[Records from a collection of figures]
--- BEGIN ---

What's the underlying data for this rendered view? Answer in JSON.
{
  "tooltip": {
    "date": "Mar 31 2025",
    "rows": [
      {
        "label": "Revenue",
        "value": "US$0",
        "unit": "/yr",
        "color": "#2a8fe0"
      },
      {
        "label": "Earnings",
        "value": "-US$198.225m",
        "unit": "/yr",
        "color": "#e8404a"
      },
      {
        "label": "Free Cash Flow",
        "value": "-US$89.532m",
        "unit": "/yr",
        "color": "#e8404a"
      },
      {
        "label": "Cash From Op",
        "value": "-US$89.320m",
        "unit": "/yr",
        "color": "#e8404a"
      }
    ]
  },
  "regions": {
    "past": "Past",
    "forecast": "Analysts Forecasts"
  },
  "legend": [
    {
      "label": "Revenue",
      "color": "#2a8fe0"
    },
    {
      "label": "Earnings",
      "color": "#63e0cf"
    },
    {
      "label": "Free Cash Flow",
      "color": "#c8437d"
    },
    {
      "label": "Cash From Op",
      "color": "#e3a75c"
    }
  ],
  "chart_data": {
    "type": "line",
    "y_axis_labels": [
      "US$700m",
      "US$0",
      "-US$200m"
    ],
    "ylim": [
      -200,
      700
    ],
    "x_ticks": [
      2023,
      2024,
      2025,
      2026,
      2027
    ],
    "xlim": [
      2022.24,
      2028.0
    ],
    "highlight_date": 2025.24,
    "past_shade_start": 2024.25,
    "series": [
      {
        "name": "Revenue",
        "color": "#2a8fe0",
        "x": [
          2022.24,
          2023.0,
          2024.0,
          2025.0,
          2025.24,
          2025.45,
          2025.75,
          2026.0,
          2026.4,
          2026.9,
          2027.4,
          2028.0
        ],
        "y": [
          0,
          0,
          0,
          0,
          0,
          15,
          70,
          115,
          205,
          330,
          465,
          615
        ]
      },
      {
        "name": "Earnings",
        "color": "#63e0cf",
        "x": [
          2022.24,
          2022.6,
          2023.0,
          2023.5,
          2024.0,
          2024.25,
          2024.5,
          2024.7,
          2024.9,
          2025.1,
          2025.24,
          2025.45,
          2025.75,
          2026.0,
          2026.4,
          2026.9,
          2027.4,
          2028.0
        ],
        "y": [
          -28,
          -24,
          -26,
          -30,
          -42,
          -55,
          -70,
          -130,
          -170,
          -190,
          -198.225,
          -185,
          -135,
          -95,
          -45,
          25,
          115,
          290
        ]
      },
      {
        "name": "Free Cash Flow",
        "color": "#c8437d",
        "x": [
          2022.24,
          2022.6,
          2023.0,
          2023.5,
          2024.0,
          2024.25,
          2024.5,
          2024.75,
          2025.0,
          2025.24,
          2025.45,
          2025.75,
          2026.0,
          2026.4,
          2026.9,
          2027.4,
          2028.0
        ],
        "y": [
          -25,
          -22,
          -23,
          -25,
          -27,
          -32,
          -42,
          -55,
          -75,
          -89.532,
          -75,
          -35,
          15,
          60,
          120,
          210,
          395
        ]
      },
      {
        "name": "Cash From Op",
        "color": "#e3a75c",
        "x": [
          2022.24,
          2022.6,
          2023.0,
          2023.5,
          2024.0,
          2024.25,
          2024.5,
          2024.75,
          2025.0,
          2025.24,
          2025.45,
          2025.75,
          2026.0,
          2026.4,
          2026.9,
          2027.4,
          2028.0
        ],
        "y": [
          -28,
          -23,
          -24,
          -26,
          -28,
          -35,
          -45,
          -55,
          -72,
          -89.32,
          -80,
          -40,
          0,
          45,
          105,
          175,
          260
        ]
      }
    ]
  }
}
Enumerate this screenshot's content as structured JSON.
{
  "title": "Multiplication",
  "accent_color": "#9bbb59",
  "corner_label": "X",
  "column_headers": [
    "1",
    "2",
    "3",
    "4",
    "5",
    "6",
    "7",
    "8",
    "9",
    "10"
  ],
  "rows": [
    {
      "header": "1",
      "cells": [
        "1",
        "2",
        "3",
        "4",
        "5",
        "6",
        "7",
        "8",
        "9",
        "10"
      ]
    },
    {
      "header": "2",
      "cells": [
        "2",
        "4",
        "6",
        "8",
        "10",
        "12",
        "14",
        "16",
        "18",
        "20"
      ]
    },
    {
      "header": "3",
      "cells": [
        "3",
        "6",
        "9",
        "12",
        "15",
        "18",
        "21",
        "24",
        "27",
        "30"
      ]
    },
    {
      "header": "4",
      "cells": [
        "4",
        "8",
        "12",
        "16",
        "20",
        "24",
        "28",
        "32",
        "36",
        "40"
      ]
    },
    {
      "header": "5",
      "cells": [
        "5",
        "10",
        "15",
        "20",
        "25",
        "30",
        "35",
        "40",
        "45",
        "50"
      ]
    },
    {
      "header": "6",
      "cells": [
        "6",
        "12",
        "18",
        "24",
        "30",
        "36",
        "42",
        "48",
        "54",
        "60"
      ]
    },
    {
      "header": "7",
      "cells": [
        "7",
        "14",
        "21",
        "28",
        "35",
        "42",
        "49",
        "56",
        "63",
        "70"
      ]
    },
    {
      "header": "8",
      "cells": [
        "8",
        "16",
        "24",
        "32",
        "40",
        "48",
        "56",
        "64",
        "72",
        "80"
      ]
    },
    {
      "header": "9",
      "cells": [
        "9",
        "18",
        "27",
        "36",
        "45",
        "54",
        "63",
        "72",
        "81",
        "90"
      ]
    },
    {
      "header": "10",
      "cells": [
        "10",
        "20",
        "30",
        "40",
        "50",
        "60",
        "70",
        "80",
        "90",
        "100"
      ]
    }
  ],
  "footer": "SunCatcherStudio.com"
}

--- END ---

- What is expected: Copy each line of the records that contains the word "Flow".

- Exercise output:
        "label": "Free Cash Flow",
      "label": "Free Cash Flow",
        "name": "Free Cash Flow",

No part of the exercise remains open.